- [YOUR INSTRUCTIONS]:
Check every line below for the string "должны", and copy the lines that contain it.

[start EXTRACTED DATA]

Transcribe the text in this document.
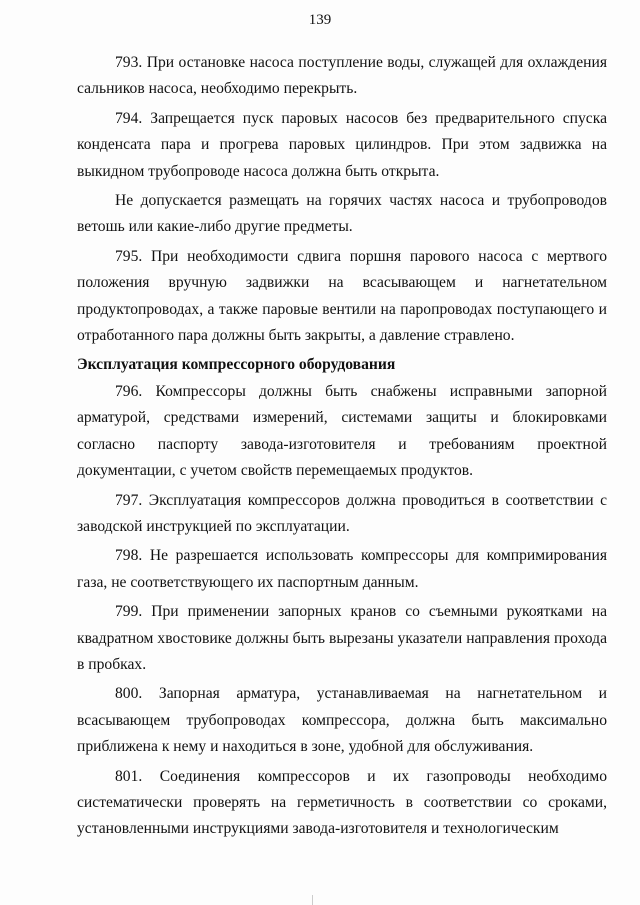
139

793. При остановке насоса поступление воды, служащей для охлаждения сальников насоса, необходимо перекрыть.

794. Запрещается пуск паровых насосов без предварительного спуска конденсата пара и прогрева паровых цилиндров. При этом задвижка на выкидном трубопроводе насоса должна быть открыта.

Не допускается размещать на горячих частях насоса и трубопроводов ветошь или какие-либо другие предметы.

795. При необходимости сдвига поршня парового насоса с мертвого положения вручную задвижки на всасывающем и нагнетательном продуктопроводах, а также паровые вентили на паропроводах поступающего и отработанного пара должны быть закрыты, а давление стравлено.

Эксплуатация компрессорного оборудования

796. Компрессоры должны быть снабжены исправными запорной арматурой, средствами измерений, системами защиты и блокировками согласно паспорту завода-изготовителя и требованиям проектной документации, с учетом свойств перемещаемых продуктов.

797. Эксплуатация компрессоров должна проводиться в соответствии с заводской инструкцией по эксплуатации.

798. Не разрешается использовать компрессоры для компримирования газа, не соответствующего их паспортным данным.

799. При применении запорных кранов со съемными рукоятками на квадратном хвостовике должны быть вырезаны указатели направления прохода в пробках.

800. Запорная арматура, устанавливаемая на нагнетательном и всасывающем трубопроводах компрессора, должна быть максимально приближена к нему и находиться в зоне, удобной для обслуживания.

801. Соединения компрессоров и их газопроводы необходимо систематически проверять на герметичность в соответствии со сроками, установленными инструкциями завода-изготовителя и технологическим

[end EXTRACTED DATA]

- [ANSWER BELOW]:
795. При необходимости сдвига поршня парового насоса с мертвого положения вручную задвижки на всасывающем и нагнетательном продуктопроводах, а также паровые вентили на паропроводах поступающего и отработанного пара должны быть закрыты, а давление стравлено.
796. Компрессоры должны быть снабжены исправными запорной арматурой, средствами измерений, системами защиты и блокировками согласно паспорту завода-изготовителя и требованиям проектной документации, с учетом свойств перемещаемых продуктов.
799. При применении запорных кранов со съемными рукоятками на квадратном хвостовике должны быть вырезаны указатели направления прохода в пробках.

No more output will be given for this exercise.